**TASK BRIEF:** Give the number of lines that include the word "Foam", and nothing else.

**SUPPLIED ENTRIES:**
****************
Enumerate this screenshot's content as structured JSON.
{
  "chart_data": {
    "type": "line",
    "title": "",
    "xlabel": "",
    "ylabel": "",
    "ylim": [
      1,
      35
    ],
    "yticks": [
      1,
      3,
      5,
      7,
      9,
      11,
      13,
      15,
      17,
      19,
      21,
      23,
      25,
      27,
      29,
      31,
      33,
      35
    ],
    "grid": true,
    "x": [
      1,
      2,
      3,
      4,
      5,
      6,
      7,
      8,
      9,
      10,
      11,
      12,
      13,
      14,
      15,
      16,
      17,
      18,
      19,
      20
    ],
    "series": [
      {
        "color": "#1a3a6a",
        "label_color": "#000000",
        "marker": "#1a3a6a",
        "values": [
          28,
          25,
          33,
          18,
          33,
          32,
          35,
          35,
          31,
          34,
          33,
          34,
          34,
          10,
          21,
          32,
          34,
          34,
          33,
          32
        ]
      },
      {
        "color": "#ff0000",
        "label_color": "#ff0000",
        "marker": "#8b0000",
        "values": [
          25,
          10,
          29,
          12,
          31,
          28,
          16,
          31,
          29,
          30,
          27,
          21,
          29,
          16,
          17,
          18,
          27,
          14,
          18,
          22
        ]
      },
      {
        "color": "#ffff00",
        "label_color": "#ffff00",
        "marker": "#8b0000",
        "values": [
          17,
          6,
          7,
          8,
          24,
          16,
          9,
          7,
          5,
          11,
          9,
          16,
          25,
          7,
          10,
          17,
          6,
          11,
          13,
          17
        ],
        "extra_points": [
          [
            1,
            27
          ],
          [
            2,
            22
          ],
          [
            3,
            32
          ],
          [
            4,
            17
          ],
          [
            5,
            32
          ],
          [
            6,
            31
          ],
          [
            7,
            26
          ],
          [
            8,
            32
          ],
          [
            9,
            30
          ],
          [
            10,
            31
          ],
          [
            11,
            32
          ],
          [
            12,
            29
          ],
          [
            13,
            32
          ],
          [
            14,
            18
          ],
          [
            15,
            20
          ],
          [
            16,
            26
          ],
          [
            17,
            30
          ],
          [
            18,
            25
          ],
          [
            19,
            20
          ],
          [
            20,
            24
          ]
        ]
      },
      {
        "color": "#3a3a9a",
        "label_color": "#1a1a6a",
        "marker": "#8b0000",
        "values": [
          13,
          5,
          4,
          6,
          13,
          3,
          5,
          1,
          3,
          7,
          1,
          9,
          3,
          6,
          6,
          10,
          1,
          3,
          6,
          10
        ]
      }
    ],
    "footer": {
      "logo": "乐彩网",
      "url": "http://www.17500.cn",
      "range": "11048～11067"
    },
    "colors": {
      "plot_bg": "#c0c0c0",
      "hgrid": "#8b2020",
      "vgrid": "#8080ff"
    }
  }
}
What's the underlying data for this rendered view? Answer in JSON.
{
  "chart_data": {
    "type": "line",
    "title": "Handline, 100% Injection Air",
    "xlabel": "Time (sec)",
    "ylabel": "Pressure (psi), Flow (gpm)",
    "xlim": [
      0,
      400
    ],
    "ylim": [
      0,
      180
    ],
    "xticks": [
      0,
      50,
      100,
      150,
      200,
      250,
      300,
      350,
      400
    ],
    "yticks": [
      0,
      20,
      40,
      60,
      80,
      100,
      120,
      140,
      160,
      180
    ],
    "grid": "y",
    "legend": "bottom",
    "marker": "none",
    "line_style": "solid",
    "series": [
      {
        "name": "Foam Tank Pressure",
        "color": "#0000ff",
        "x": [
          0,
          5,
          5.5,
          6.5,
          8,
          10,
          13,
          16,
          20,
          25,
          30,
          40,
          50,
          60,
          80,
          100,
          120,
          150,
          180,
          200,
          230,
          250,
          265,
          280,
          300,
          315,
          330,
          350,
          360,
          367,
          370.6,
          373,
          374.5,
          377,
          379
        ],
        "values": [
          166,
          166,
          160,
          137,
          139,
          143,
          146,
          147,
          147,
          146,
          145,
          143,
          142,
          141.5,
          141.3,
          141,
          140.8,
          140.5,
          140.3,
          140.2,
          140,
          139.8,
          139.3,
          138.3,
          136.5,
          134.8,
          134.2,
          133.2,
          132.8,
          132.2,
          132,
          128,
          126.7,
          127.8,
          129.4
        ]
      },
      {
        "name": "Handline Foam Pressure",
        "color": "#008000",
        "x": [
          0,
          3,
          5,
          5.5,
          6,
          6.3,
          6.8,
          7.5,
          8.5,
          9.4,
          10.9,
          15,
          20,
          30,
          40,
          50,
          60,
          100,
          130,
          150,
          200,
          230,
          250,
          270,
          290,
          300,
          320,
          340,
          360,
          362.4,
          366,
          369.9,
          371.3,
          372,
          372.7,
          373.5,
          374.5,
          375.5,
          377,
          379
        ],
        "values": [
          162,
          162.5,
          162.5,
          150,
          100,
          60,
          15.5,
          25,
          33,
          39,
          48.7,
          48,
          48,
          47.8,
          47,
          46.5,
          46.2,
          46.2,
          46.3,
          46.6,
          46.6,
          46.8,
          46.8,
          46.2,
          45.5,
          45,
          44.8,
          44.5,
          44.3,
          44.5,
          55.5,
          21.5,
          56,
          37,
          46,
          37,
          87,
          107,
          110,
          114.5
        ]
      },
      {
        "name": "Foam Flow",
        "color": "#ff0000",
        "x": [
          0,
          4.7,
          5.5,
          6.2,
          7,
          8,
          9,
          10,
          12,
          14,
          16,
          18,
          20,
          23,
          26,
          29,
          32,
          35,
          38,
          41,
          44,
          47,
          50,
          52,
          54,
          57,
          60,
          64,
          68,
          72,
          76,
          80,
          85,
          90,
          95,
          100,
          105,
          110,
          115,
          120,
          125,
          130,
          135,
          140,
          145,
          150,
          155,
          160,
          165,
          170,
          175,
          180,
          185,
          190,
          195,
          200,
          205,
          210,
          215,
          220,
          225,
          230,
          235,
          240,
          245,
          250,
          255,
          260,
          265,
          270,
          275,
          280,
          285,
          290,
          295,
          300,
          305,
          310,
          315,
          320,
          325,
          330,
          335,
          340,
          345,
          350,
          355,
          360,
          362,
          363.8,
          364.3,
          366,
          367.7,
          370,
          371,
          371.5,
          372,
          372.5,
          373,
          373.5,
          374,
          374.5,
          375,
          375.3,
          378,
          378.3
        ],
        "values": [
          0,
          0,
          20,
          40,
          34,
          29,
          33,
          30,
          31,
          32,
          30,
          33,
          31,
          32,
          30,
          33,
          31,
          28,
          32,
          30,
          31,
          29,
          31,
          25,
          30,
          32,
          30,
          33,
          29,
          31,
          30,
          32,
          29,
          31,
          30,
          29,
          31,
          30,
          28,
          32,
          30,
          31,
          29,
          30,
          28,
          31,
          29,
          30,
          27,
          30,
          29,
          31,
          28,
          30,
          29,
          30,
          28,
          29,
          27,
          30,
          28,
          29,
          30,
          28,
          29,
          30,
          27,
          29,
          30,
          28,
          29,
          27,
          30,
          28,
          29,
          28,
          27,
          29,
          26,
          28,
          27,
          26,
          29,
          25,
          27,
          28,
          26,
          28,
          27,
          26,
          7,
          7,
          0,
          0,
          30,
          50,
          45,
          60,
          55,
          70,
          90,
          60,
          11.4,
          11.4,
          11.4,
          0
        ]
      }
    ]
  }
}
****************
**TASK OUTPUT:** 3